■ **What is needed**:
Copy every line of the records below where the word "德国新能源汽车销量" occurs.

Figure record extracts:
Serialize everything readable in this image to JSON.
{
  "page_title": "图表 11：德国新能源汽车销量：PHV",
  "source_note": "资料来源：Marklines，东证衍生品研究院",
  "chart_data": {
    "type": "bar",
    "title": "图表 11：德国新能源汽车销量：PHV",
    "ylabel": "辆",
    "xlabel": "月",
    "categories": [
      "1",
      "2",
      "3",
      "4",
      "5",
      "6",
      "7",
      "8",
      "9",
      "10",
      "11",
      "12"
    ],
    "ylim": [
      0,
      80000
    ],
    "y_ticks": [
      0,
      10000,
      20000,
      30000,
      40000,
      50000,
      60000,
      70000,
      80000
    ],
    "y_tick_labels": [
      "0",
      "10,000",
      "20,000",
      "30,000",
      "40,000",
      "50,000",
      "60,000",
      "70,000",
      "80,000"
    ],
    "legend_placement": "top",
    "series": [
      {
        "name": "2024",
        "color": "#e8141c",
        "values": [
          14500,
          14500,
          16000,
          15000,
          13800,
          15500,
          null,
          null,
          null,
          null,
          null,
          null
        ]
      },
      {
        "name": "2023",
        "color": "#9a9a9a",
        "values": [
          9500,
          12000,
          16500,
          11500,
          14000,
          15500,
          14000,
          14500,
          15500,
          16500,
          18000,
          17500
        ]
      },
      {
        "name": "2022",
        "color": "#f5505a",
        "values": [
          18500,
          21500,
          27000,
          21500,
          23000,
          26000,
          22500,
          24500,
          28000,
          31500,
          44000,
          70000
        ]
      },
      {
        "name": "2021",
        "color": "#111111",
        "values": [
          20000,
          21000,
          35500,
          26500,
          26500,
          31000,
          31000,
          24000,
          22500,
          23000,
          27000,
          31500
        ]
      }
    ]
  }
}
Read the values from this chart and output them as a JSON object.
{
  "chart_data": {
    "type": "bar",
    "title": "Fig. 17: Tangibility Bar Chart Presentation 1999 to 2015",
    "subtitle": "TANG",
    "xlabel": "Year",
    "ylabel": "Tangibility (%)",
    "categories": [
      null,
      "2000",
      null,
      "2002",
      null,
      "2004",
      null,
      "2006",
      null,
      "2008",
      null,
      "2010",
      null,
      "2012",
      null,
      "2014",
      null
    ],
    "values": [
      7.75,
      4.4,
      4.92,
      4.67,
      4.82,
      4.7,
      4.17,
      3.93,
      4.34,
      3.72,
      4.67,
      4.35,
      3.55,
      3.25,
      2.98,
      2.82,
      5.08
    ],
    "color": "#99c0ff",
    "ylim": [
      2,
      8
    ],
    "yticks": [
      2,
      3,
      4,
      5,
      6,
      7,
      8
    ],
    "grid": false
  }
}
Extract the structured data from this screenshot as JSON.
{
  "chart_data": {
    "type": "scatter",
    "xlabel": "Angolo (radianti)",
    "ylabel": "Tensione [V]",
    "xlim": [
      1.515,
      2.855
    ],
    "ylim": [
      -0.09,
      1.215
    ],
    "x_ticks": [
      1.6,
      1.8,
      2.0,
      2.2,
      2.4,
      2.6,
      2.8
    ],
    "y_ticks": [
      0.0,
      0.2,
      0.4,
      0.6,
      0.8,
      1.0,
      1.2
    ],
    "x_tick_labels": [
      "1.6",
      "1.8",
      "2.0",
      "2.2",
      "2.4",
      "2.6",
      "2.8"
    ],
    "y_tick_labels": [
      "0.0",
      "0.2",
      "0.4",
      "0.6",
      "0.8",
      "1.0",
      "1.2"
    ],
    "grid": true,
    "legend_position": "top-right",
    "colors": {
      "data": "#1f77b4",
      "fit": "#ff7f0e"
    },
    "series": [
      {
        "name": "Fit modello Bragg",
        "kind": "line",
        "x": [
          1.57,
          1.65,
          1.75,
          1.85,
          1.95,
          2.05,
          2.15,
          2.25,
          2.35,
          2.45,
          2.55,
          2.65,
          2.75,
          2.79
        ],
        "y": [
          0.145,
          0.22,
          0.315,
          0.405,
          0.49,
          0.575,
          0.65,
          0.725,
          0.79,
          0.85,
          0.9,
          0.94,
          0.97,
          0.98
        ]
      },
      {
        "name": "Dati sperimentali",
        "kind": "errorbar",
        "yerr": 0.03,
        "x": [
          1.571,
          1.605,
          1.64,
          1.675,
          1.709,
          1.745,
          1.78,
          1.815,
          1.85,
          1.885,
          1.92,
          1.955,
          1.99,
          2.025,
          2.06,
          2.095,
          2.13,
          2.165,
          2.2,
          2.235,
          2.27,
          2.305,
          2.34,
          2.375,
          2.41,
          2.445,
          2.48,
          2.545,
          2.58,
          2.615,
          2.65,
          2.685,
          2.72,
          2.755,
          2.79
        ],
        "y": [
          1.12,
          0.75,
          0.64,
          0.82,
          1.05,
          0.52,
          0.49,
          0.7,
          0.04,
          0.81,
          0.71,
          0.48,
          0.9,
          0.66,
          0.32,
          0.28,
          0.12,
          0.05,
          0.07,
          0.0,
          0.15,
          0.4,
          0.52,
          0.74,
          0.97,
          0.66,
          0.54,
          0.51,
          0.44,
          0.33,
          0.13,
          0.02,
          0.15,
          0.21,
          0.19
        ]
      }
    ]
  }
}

■ **Solution to the exercise**:
  "page_title": "图表 11：德国新能源汽车销量：PHV",
    "title": "图表 11：德国新能源汽车销量：PHV",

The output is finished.